## begin Entries provided

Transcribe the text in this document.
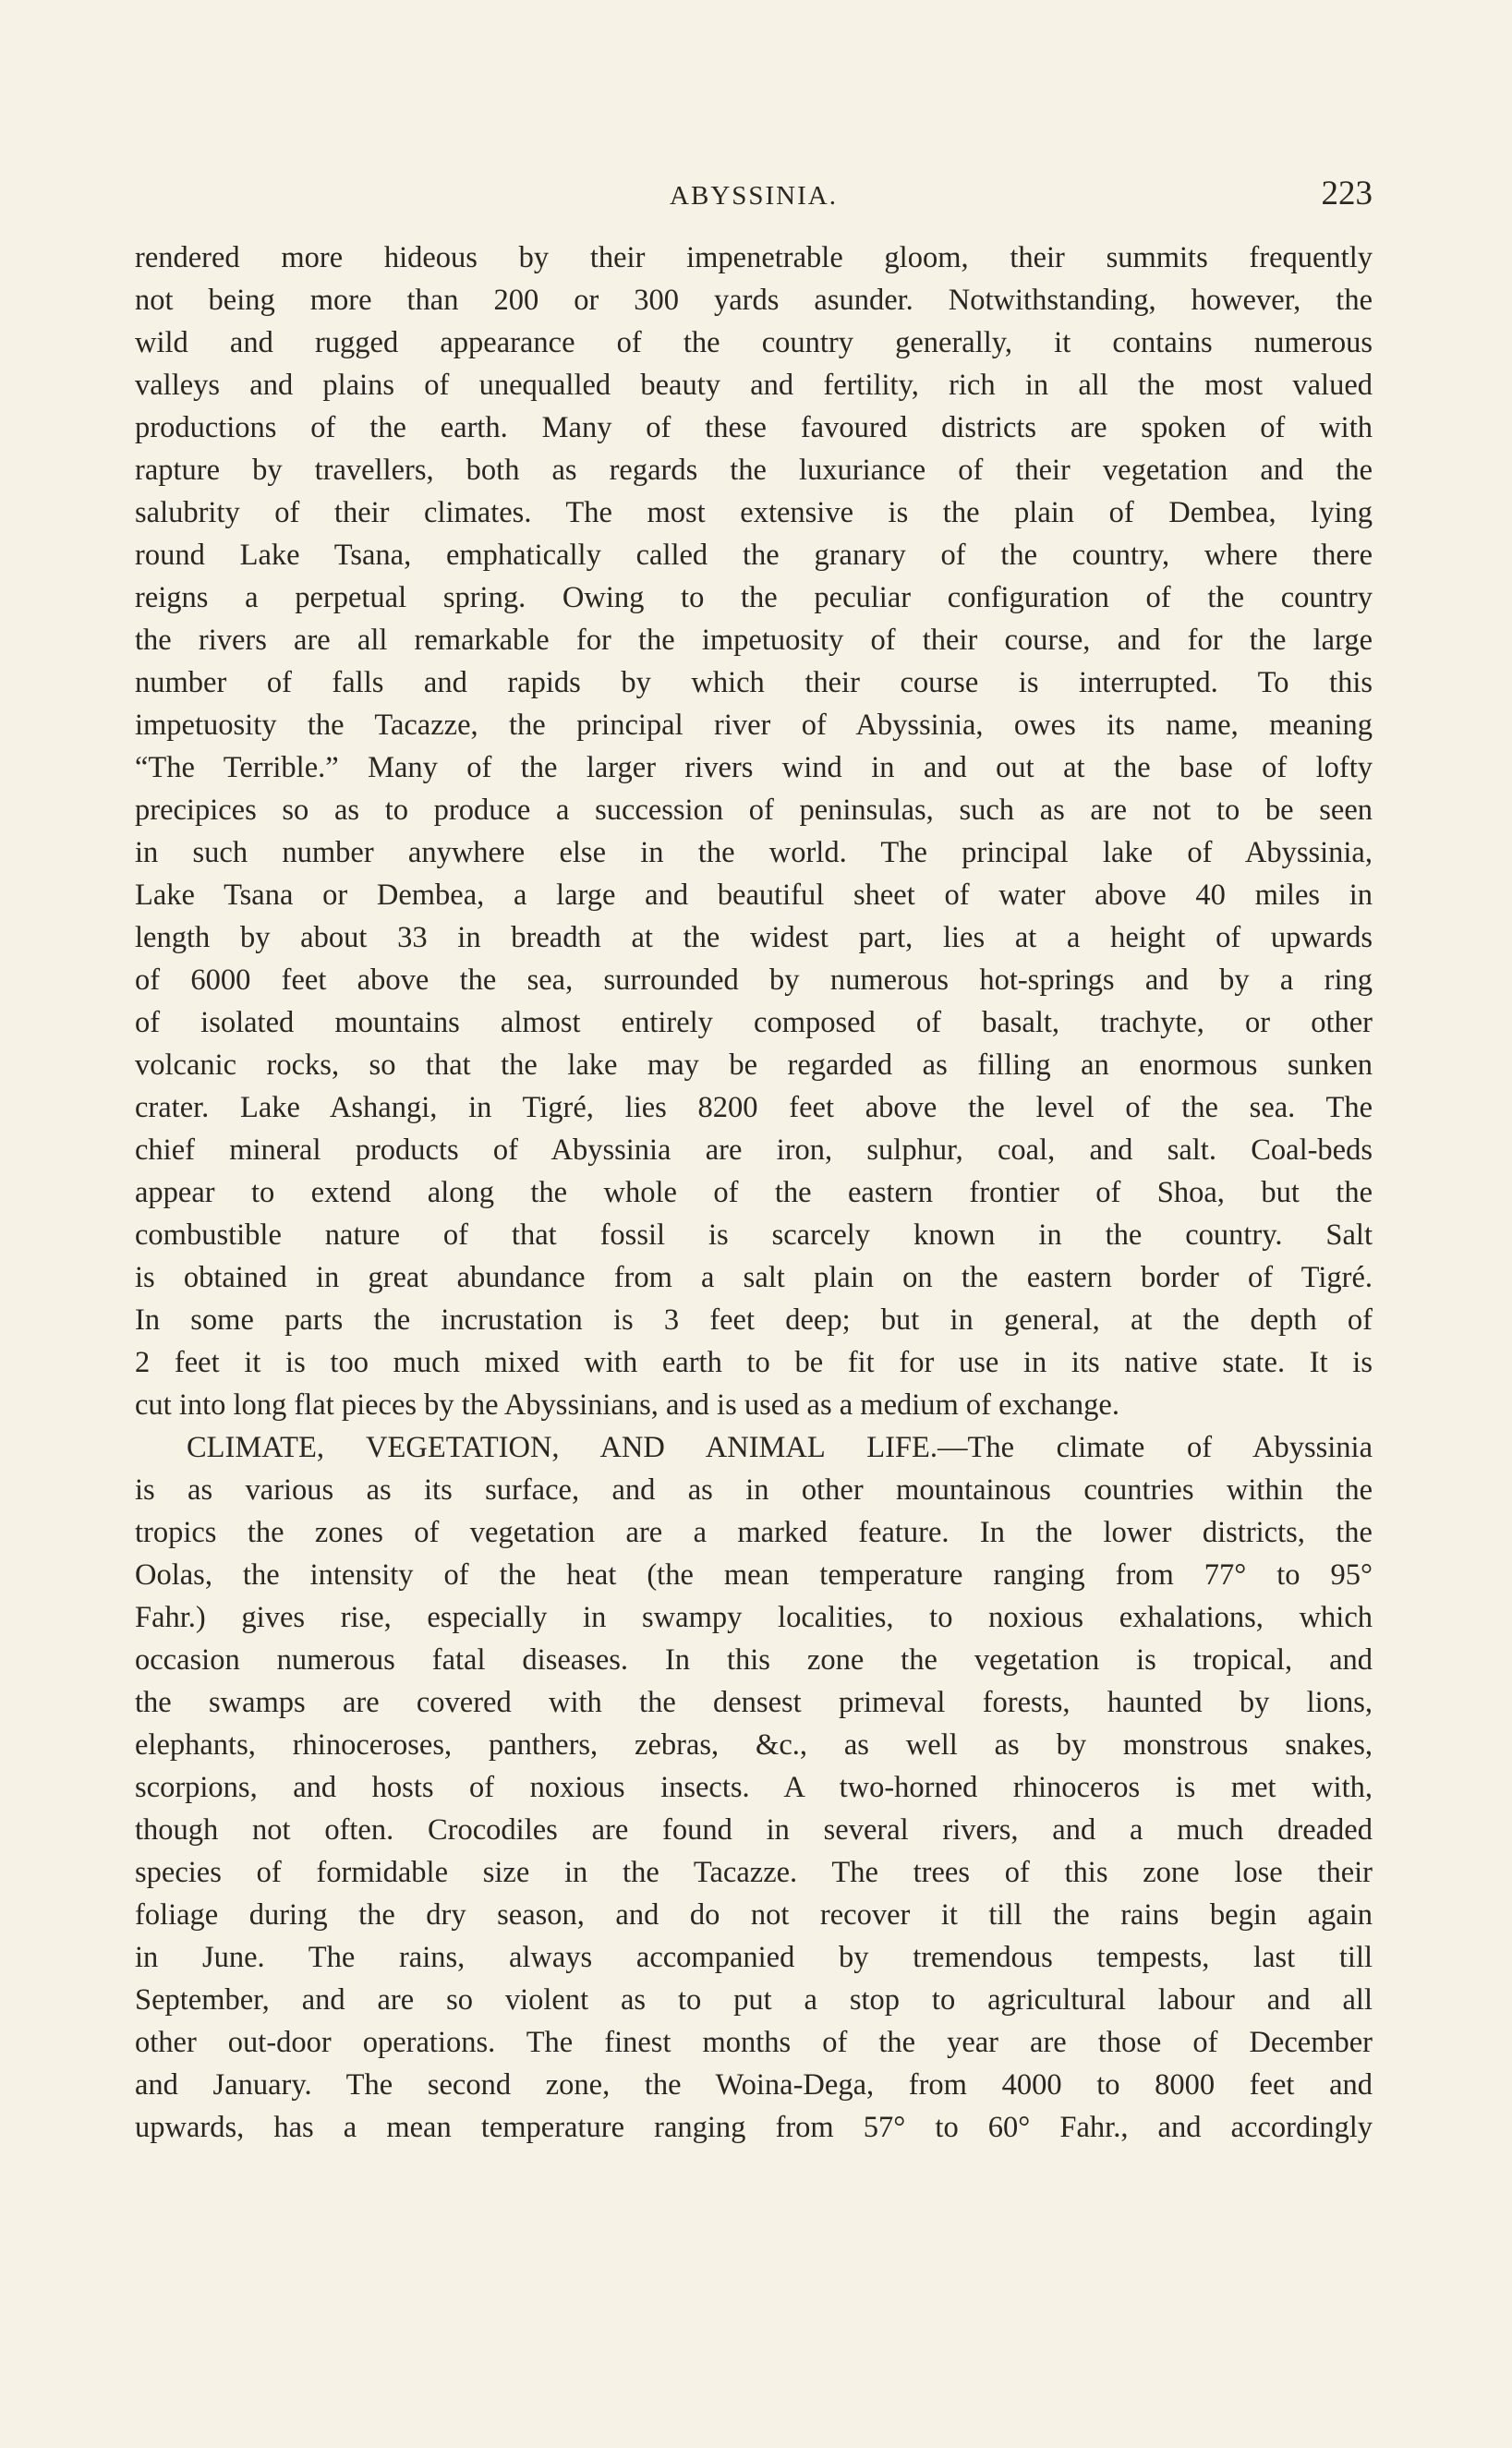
ABYSSINIA.	223
rendered more hideous by their impenetrable gloom, their summits frequently
not being more than 200 or 300 yards asunder. Notwithstanding, however, the
wild and rugged appearance of the country generally, it contains numerous
valleys and plains of unequalled beauty and fertility, rich in all the most valued
productions of the earth. Many of these favoured districts are spoken of with
rapture by travellers, both as regards the luxuriance of their vegetation and the
salubrity of their climates. The most extensive is the plain of Dembea, lying
round Lake Tsana, emphatically called the granary of the country, where there
reigns a perpetual spring. Owing to the peculiar configuration of the country
the rivers are all remarkable for the impetuosity of their course, and for the large
number of falls and rapids by which their course is interrupted. To this
impetuosity the Tacazze, the principal river of Abyssinia, owes its name, meaning
“The Terrible.” Many of the larger rivers wind in and out at the base of lofty
precipices so as to produce a succession of peninsulas, such as are not to be seen
in such number anywhere else in the world. The principal lake of Abyssinia,
Lake Tsana or Dembea, a large and beautiful sheet of water above 40 miles in
length by about 33 in breadth at the widest part, lies at a height of upwards
of 6000 feet above the sea, surrounded by numerous hot-springs and by a ring
of isolated mountains almost entirely composed of basalt, trachyte, or other
volcanic rocks, so that the lake may be regarded as filling an enormous sunken
crater. Lake Ashangi, in Tigré, lies 8200 feet above the level of the sea. The
chief mineral products of Abyssinia are iron, sulphur, coal, and salt. Coal-beds
appear to extend along the whole of the eastern frontier of Shoa, but the
combustible nature of that fossil is scarcely known in the country. Salt
is obtained in great abundance from a salt plain on the eastern border of Tigré.
In some parts the incrustation is 3 feet deep; but in general, at the depth of
2 feet it is too much mixed with earth to be fit for use in its native state. It is
cut into long flat pieces by the Abyssinians, and is used as a medium of exchange.
CLIMATE, VEGETATION, AND ANIMAL LIFE.—The climate of Abyssinia
is as various as its surface, and as in other mountainous countries within the
tropics the zones of vegetation are a marked feature. In the lower districts, the
Oolas, the intensity of the heat (the mean temperature ranging from 77° to 95°
Fahr.) gives rise, especially in swampy localities, to noxious exhalations, which
occasion numerous fatal diseases. In this zone the vegetation is tropical, and
the swamps are covered with the densest primeval forests, haunted by lions,
elephants, rhinoceroses, panthers, zebras, &c., as well as by monstrous snakes,
scorpions, and hosts of noxious insects. A two-horned rhinoceros is met with,
though not often. Crocodiles are found in several rivers, and a much dreaded
species of formidable size in the Tacazze. The trees of this zone lose their
foliage during the dry season, and do not recover it till the rains begin again
in June. The rains, always accompanied by tremendous tempests, last till
September, and are so violent as to put a stop to agricultural labour and all
other out-door operations. The finest months of the year are those of December
and January. The second zone, the Woina-Dega, from 4000 to 8000 feet and
upwards, has a mean temperature ranging from 57° to 60° Fahr., and accordingly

## end Entries provided

Pictures are not part of the copy; output everything else in the records exactly.

Transcribe the text in this document.
ABYSSINIA.	223
rendered more hideous by their impenetrable gloom, their summits frequently
not being more than 200 or 300 yards asunder. Notwithstanding, however, the
wild and rugged appearance of the country generally, it contains numerous
valleys and plains of unequalled beauty and fertility, rich in all the most valued
productions of the earth. Many of these favoured districts are spoken of with
rapture by travellers, both as regards the luxuriance of their vegetation and the
salubrity of their climates. The most extensive is the plain of Dembea, lying
round Lake Tsana, emphatically called the granary of the country, where there
reigns a perpetual spring. Owing to the peculiar configuration of the country
the rivers are all remarkable for the impetuosity of their course, and for the large
number of falls and rapids by which their course is interrupted. To this
impetuosity the Tacazze, the principal river of Abyssinia, owes its name, meaning
“The Terrible.” Many of the larger rivers wind in and out at the base of lofty
precipices so as to produce a succession of peninsulas, such as are not to be seen
in such number anywhere else in the world. The principal lake of Abyssinia,
Lake Tsana or Dembea, a large and beautiful sheet of water above 40 miles in
length by about 33 in breadth at the widest part, lies at a height of upwards
of 6000 feet above the sea, surrounded by numerous hot-springs and by a ring
of isolated mountains almost entirely composed of basalt, trachyte, or other
volcanic rocks, so that the lake may be regarded as filling an enormous sunken
crater. Lake Ashangi, in Tigré, lies 8200 feet above the level of the sea. The
chief mineral products of Abyssinia are iron, sulphur, coal, and salt. Coal-beds
appear to extend along the whole of the eastern frontier of Shoa, but the
combustible nature of that fossil is scarcely known in the country. Salt
is obtained in great abundance from a salt plain on the eastern border of Tigré.
In some parts the incrustation is 3 feet deep; but in general, at the depth of
2 feet it is too much mixed with earth to be fit for use in its native state. It is
cut into long flat pieces by the Abyssinians, and is used as a medium of exchange.
CLIMATE, VEGETATION, AND ANIMAL LIFE.—The climate of Abyssinia
is as various as its surface, and as in other mountainous countries within the
tropics the zones of vegetation are a marked feature. In the lower districts, the
Oolas, the intensity of the heat (the mean temperature ranging from 77° to 95°
Fahr.) gives rise, especially in swampy localities, to noxious exhalations, which
occasion numerous fatal diseases. In this zone the vegetation is tropical, and
the swamps are covered with the densest primeval forests, haunted by lions,
elephants, rhinoceroses, panthers, zebras, &c., as well as by monstrous snakes,
scorpions, and hosts of noxious insects. A two-horned rhinoceros is met with,
though not often. Crocodiles are found in several rivers, and a much dreaded
species of formidable size in the Tacazze. The trees of this zone lose their
foliage during the dry season, and do not recover it till the rains begin again
in June. The rains, always accompanied by tremendous tempests, last till
September, and are so violent as to put a stop to agricultural labour and all
other out-door operations. The finest months of the year are those of December
and January. The second zone, the Woina-Dega, from 4000 to 8000 feet and
upwards, has a mean temperature ranging from 57° to 60° Fahr., and accordingly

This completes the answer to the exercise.